*Goal*
Copy every record word for word.

*Data excerpts*

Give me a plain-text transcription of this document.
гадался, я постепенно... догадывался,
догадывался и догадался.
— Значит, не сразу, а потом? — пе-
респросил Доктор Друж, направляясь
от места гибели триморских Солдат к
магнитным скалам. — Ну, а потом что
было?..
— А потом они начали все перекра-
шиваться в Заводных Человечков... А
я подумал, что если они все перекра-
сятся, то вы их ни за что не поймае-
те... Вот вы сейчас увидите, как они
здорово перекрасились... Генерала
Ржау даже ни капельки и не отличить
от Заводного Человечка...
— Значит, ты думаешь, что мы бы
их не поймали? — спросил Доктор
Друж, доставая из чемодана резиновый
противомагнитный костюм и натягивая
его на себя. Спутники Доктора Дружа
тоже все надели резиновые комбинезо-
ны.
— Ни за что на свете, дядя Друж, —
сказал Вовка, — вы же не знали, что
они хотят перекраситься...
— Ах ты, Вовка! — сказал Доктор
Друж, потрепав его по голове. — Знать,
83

*Response to the exercise*
Give me a plain-text transcription of this document.
гадался, я постепенно... догадывался,
догадывался и догадался.
— Значит, не сразу, а потом? — пе-
респросил Доктор Друж, направляясь
от места гибели триморских Солдат к
магнитным скалам. — Ну, а потом что
было?..
— А потом они начали все перекра-
шиваться в Заводных Человечков... А
я подумал, что если они все перекра-
сятся, то вы их ни за что не поймае-
те... Вот вы сейчас увидите, как они
здорово перекрасились... Генерала
Ржау даже ни капельки и не отличить
от Заводного Человечка...
— Значит, ты думаешь, что мы бы
их не поймали? — спросил Доктор
Друж, доставая из чемодана резиновый
противомагнитный костюм и натягивая
его на себя. Спутники Доктора Дружа
тоже все надели резиновые комбинезо-
ны.
— Ни за что на свете, дядя Друж, —
сказал Вовка, — вы же не знали, что
они хотят перекраситься...
— Ах ты, Вовка! — сказал Доктор
Друж, потрепав его по голове. — Знать,
83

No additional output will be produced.